Given instruction
Look through the data below. Pick out the lines holding the string "Howard".

Saved entries
# # #

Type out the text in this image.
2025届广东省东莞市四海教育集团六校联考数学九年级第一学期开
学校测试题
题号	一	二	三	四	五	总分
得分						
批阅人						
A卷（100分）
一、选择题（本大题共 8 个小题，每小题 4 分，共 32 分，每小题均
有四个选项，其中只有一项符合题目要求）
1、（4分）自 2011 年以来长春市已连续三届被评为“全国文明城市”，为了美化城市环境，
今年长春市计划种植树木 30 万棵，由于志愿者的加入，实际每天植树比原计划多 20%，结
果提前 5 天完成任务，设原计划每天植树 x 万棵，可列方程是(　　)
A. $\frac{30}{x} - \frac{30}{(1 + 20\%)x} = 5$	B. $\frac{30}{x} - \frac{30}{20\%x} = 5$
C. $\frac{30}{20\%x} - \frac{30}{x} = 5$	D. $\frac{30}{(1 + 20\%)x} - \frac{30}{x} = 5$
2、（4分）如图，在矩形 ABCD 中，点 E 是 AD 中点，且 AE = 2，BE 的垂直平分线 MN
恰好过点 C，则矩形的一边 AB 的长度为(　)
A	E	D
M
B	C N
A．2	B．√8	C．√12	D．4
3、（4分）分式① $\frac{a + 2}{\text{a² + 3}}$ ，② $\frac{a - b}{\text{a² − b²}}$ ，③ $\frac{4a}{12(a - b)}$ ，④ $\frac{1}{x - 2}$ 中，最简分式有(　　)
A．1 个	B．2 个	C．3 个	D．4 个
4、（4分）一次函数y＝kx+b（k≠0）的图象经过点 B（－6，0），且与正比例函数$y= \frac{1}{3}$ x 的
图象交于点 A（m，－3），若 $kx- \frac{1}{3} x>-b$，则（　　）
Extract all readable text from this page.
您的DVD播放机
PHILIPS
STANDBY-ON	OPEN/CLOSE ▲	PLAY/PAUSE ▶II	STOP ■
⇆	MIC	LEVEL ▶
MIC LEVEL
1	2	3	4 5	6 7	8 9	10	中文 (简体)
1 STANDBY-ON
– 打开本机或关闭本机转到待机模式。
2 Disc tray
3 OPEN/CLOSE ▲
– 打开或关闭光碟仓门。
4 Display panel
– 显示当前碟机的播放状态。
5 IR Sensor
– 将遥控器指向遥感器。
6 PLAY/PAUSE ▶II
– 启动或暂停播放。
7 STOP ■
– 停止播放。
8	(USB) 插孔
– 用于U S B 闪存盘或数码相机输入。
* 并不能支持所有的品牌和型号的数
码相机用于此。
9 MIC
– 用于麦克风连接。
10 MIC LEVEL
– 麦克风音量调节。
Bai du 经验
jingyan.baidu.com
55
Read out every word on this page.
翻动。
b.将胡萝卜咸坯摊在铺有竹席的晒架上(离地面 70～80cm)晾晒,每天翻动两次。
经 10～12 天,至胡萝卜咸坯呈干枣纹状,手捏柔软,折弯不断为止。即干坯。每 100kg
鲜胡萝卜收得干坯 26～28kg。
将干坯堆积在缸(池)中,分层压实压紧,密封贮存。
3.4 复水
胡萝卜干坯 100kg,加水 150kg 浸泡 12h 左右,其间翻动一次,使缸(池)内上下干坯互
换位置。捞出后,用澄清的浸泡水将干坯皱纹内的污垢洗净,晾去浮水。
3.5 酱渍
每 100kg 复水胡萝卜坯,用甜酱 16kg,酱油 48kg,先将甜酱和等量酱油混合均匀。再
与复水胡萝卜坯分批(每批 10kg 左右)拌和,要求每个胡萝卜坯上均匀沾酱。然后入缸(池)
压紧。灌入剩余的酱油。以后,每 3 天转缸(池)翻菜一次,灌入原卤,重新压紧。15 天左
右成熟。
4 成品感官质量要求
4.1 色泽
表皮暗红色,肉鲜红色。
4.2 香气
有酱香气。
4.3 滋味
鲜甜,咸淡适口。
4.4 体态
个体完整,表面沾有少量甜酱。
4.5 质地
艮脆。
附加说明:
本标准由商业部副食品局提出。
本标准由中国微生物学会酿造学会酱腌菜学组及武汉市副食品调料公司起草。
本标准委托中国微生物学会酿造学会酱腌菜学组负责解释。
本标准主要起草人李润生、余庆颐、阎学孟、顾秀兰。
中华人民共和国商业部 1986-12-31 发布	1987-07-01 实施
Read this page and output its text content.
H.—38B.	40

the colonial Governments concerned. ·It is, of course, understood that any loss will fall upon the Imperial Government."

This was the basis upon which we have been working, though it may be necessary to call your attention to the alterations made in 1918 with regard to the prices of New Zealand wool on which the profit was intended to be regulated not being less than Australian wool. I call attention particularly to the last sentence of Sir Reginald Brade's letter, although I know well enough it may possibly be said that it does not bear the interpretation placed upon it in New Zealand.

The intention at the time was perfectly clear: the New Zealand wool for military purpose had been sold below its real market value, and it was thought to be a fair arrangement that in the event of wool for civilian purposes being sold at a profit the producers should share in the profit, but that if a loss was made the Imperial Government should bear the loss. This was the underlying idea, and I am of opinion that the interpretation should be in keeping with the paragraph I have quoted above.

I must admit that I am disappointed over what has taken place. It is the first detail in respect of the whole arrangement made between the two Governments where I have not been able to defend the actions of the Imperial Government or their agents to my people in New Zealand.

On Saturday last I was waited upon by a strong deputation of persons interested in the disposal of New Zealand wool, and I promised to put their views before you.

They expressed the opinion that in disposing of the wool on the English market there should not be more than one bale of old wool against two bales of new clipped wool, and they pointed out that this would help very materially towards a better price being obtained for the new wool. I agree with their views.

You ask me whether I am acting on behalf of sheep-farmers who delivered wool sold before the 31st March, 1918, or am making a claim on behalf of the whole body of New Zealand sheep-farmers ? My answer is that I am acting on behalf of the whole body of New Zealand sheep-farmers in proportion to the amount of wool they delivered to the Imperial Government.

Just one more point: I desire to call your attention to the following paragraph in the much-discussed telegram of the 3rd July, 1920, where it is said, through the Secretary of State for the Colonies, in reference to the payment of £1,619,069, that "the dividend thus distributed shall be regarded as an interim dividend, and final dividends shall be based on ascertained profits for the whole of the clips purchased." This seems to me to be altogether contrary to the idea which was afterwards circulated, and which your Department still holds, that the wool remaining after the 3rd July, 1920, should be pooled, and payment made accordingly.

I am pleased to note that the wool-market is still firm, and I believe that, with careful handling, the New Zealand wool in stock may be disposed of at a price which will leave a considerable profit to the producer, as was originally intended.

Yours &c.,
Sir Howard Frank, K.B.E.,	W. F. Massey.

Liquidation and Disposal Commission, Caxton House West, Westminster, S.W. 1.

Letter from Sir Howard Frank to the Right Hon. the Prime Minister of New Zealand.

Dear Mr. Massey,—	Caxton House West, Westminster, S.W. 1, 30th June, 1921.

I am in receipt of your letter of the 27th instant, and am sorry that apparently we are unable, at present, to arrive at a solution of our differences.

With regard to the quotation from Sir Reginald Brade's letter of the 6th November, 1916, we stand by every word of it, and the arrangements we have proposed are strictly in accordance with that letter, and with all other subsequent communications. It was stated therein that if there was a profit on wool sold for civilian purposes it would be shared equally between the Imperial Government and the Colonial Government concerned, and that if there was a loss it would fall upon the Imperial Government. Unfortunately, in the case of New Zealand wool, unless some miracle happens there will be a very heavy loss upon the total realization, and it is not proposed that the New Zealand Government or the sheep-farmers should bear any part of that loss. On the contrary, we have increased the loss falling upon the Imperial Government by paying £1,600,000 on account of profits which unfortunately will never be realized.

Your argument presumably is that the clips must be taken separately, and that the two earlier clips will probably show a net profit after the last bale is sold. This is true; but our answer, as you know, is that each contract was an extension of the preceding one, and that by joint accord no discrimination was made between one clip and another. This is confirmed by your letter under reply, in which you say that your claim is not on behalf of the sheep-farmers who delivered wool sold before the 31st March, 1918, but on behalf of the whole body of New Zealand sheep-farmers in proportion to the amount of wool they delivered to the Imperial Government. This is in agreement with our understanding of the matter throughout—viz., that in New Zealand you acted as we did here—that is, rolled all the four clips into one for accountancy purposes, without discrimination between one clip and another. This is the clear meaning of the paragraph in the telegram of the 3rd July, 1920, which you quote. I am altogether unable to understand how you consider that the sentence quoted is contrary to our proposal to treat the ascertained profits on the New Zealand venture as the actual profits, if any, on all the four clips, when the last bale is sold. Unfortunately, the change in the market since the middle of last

# # #

Correct response
Sir Howard Frank, K.B.E.,	W. F. Massey.
Letter from Sir Howard Frank to the Right Hon. the Prime Minister of New Zealand.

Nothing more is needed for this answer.